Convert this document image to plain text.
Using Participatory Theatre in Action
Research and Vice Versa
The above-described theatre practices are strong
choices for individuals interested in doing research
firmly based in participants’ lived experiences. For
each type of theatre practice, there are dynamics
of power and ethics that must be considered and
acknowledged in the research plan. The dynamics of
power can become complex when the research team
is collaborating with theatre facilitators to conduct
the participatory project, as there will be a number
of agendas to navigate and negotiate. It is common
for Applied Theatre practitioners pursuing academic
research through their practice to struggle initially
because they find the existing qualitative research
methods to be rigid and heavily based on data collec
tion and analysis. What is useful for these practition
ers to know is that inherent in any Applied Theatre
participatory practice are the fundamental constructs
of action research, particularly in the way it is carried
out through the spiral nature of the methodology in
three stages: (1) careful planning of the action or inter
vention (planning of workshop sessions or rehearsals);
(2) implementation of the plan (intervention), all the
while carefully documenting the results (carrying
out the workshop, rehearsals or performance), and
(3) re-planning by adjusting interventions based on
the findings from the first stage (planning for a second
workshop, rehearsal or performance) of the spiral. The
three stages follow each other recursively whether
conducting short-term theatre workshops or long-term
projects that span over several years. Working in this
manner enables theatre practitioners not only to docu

== Task instructions ==
Your task is to retype all the records above with nothing left out.

== Worked answer ==
Convert this document image to plain text.
Using Participatory Theatre in Action
Research and Vice Versa
The above-described theatre practices are strong
choices for individuals interested in doing research
firmly based in participants’ lived experiences. For
each type of theatre practice, there are dynamics
of power and ethics that must be considered and
acknowledged in the research plan. The dynamics of
power can become complex when the research team
is collaborating with theatre facilitators to conduct
the participatory project, as there will be a number
of agendas to navigate and negotiate. It is common
for Applied Theatre practitioners pursuing academic
research through their practice to struggle initially
because they find the existing qualitative research
methods to be rigid and heavily based on data collec
tion and analysis. What is useful for these practition
ers to know is that inherent in any Applied Theatre
participatory practice are the fundamental constructs
of action research, particularly in the way it is carried
out through the spiral nature of the methodology in
three stages: (1) careful planning of the action or inter
vention (planning of workshop sessions or rehearsals);
(2) implementation of the plan (intervention), all the
while carefully documenting the results (carrying
out the workshop, rehearsals or performance), and
(3) re-planning by adjusting interventions based on
the findings from the first stage (planning for a second
workshop, rehearsal or performance) of the spiral. The
three stages follow each other recursively whether
conducting short-term theatre workshops or long-term
projects that span over several years. Working in this
manner enables theatre practitioners not only to docu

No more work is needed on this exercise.